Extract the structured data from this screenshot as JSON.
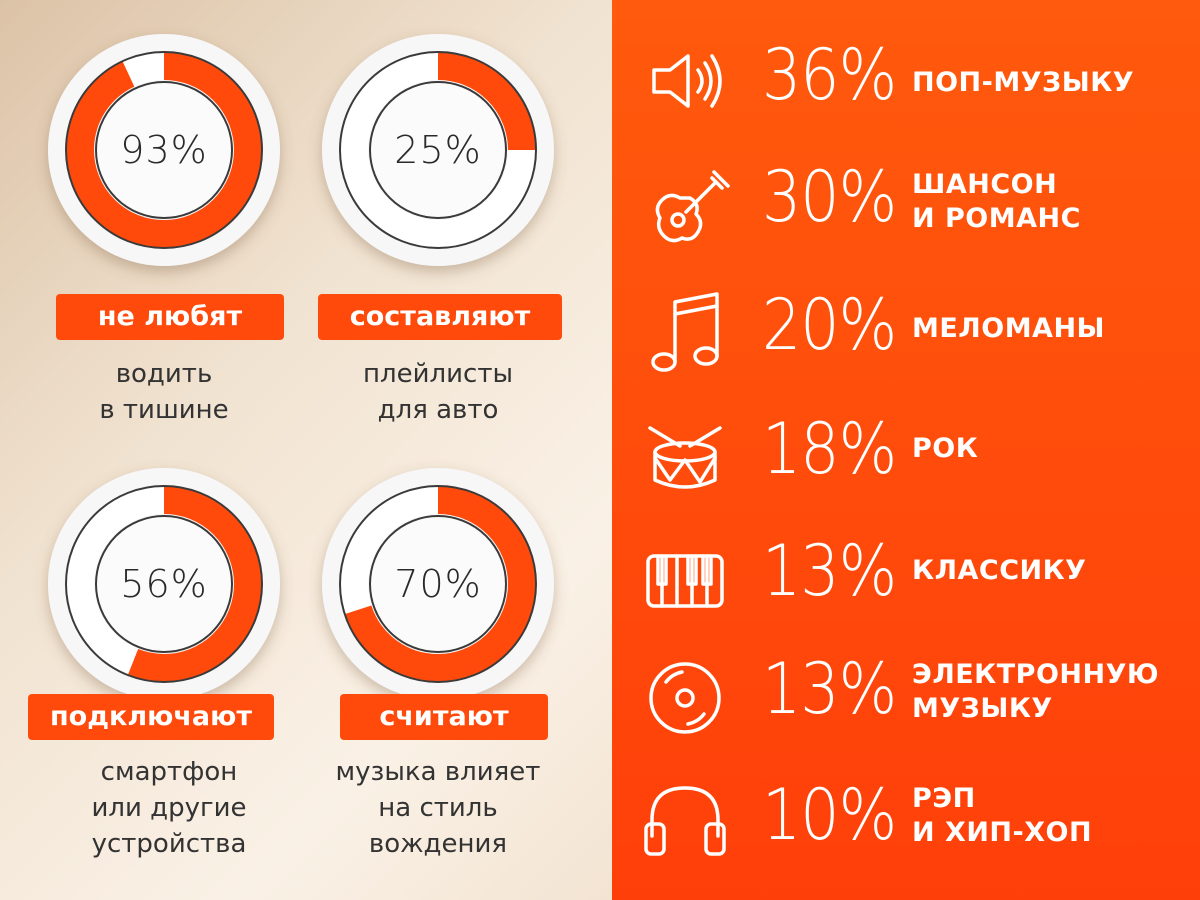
{
  "chart_data": [
    {
      "type": "donut",
      "panel": "left",
      "items": [
        {
          "value": 93,
          "label": "93%",
          "badge": "не любят",
          "caption": "водить\nв тишине"
        },
        {
          "value": 25,
          "label": "25%",
          "badge": "составляют",
          "caption": "плейлисты\nдля авто"
        },
        {
          "value": 56,
          "label": "56%",
          "badge": "подключают",
          "caption": "смартфон\nили другие\nустройства"
        },
        {
          "value": 70,
          "label": "70%",
          "badge": "считают",
          "caption": "музыка влияет\nна стиль\nвождения"
        }
      ]
    },
    {
      "type": "table",
      "panel": "right",
      "rows": [
        {
          "icon": "speaker-icon",
          "value": 36,
          "value_text": "36%",
          "label": "ПОП-МУЗЫКУ"
        },
        {
          "icon": "guitar-icon",
          "value": 30,
          "value_text": "30%",
          "label": "ШАНСОН\nИ РОМАНС"
        },
        {
          "icon": "music-note-icon",
          "value": 20,
          "value_text": "20%",
          "label": "МЕЛОМАНЫ"
        },
        {
          "icon": "drum-icon",
          "value": 18,
          "value_text": "18%",
          "label": "РОК"
        },
        {
          "icon": "piano-keys-icon",
          "value": 13,
          "value_text": "13%",
          "label": "КЛАССИКУ"
        },
        {
          "icon": "disc-icon",
          "value": 13,
          "value_text": "13%",
          "label": "ЭЛЕКТРОННУЮ\nМУЗЫКУ"
        },
        {
          "icon": "headphones-icon",
          "value": 10,
          "value_text": "10%",
          "label": "РЭП\nИ ХИП-ХОП"
        }
      ]
    }
  ],
  "colors": {
    "accent": "#ff4a0c",
    "ring_track": "#ffffff",
    "right_bg": "#ff4a0c",
    "text_dark": "#333333"
  }
}
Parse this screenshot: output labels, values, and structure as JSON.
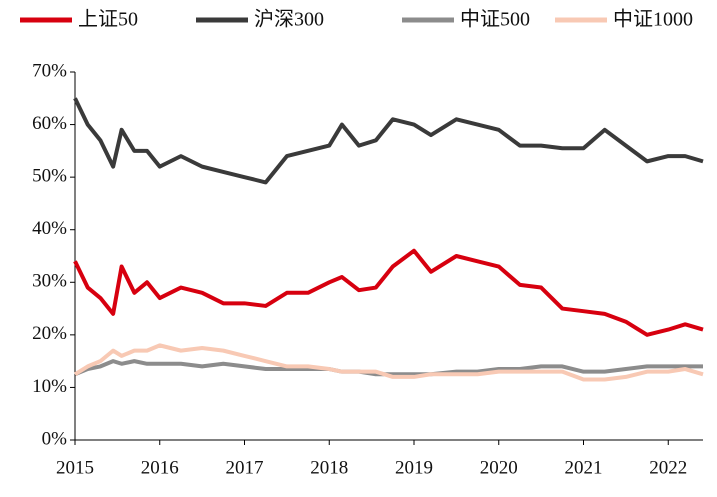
{
  "chart_data": {
    "type": "line",
    "x": [
      2015,
      2015.15,
      2015.3,
      2015.45,
      2015.55,
      2015.7,
      2015.85,
      2016,
      2016.25,
      2016.5,
      2016.75,
      2017,
      2017.25,
      2017.5,
      2017.75,
      2018,
      2018.15,
      2018.35,
      2018.55,
      2018.75,
      2019,
      2019.2,
      2019.5,
      2019.75,
      2020,
      2020.25,
      2020.5,
      2020.75,
      2021,
      2021.25,
      2021.5,
      2021.75,
      2022,
      2022.2,
      2022.41
    ],
    "series": [
      {
        "name": "上证50",
        "color": "#d7000f",
        "values": [
          34,
          29,
          27,
          24,
          33,
          28,
          30,
          27,
          29,
          28,
          26,
          26,
          25.5,
          28,
          28,
          30,
          31,
          28.5,
          29,
          33,
          36,
          32,
          35,
          34,
          33,
          29.5,
          29,
          25,
          24.5,
          24,
          22.5,
          20,
          21,
          22,
          21
        ]
      },
      {
        "name": "沪深300",
        "color": "#3a3a3a",
        "values": [
          65,
          60,
          57,
          52,
          59,
          55,
          55,
          52,
          54,
          52,
          51,
          50,
          49,
          54,
          55,
          56,
          60,
          56,
          57,
          61,
          60,
          58,
          61,
          60,
          59,
          56,
          56,
          55.5,
          55.5,
          59,
          56,
          53,
          54,
          54,
          53
        ]
      },
      {
        "name": "中证500",
        "color": "#8c8c8c",
        "values": [
          12.5,
          13.5,
          14,
          15,
          14.5,
          15,
          14.5,
          14.5,
          14.5,
          14,
          14.5,
          14,
          13.5,
          13.5,
          13.5,
          13.5,
          13,
          13,
          12.5,
          12.5,
          12.5,
          12.5,
          13,
          13,
          13.5,
          13.5,
          14,
          14,
          13,
          13,
          13.5,
          14,
          14,
          14,
          14
        ]
      },
      {
        "name": "中证1000",
        "color": "#f8c9b4",
        "values": [
          12.5,
          14,
          15,
          17,
          16,
          17,
          17,
          18,
          17,
          17.5,
          17,
          16,
          15,
          14,
          14,
          13.5,
          13,
          13,
          13,
          12,
          12,
          12.5,
          12.5,
          12.5,
          13,
          13,
          13,
          13,
          11.5,
          11.5,
          12,
          13,
          13,
          13.5,
          12.5
        ]
      }
    ],
    "xlim": [
      2015,
      2022.41
    ],
    "xticks": [
      2015,
      2016,
      2017,
      2018,
      2019,
      2020,
      2021,
      2022
    ],
    "ylim": [
      0,
      70
    ],
    "yticks": [
      {
        "value": 0,
        "label": "0%"
      },
      {
        "value": 10,
        "label": "10%"
      },
      {
        "value": 20,
        "label": "20%"
      },
      {
        "value": 30,
        "label": "30%"
      },
      {
        "value": 40,
        "label": "40%"
      },
      {
        "value": 50,
        "label": "50%"
      },
      {
        "value": 60,
        "label": "60%"
      },
      {
        "value": 70,
        "label": "70%"
      }
    ]
  }
}
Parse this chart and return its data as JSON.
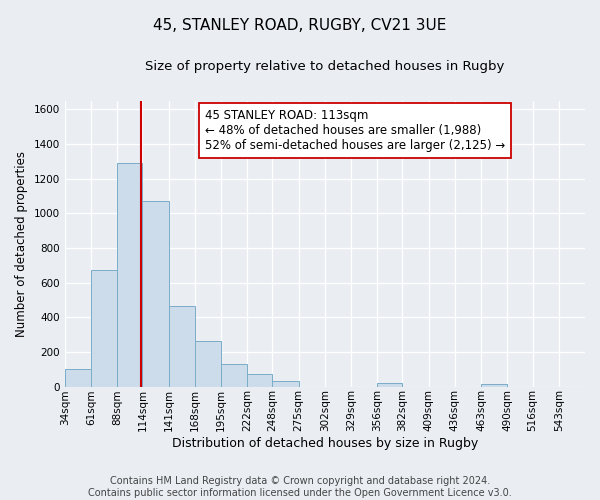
{
  "title": "45, STANLEY ROAD, RUGBY, CV21 3UE",
  "subtitle": "Size of property relative to detached houses in Rugby",
  "xlabel": "Distribution of detached houses by size in Rugby",
  "ylabel": "Number of detached properties",
  "bar_edges": [
    34,
    61,
    88,
    114,
    141,
    168,
    195,
    222,
    248,
    275,
    302,
    329,
    356,
    382,
    409,
    436,
    463,
    490,
    516,
    543,
    570
  ],
  "bar_heights": [
    100,
    670,
    1290,
    1070,
    465,
    265,
    130,
    75,
    30,
    0,
    0,
    0,
    20,
    0,
    0,
    0,
    15,
    0,
    0,
    0
  ],
  "bar_color": "#cddceb",
  "bar_edge_color": "#7aacc8",
  "vline_x": 113,
  "vline_color": "#cc0000",
  "annotation_line1": "45 STANLEY ROAD: 113sqm",
  "annotation_line2": "← 48% of detached houses are smaller (1,988)",
  "annotation_line3": "52% of semi-detached houses are larger (2,125) →",
  "annotation_box_color": "#ffffff",
  "annotation_box_edge_color": "#cc0000",
  "ylim": [
    0,
    1650
  ],
  "yticks": [
    0,
    200,
    400,
    600,
    800,
    1000,
    1200,
    1400,
    1600
  ],
  "bg_color": "#eaeef3",
  "plot_bg_color": "#eaeef3",
  "footer_text": "Contains HM Land Registry data © Crown copyright and database right 2024.\nContains public sector information licensed under the Open Government Licence v3.0.",
  "title_fontsize": 11,
  "subtitle_fontsize": 9.5,
  "xlabel_fontsize": 9,
  "ylabel_fontsize": 8.5,
  "tick_fontsize": 7.5,
  "annotation_fontsize": 8.5,
  "footer_fontsize": 7
}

===============

■ What is asked
Which lines contain the word "ffffff"? Copy each of them.

■ Task result
    "ring_track": "#ffffff",
  "annotation_box_color": "#ffffff",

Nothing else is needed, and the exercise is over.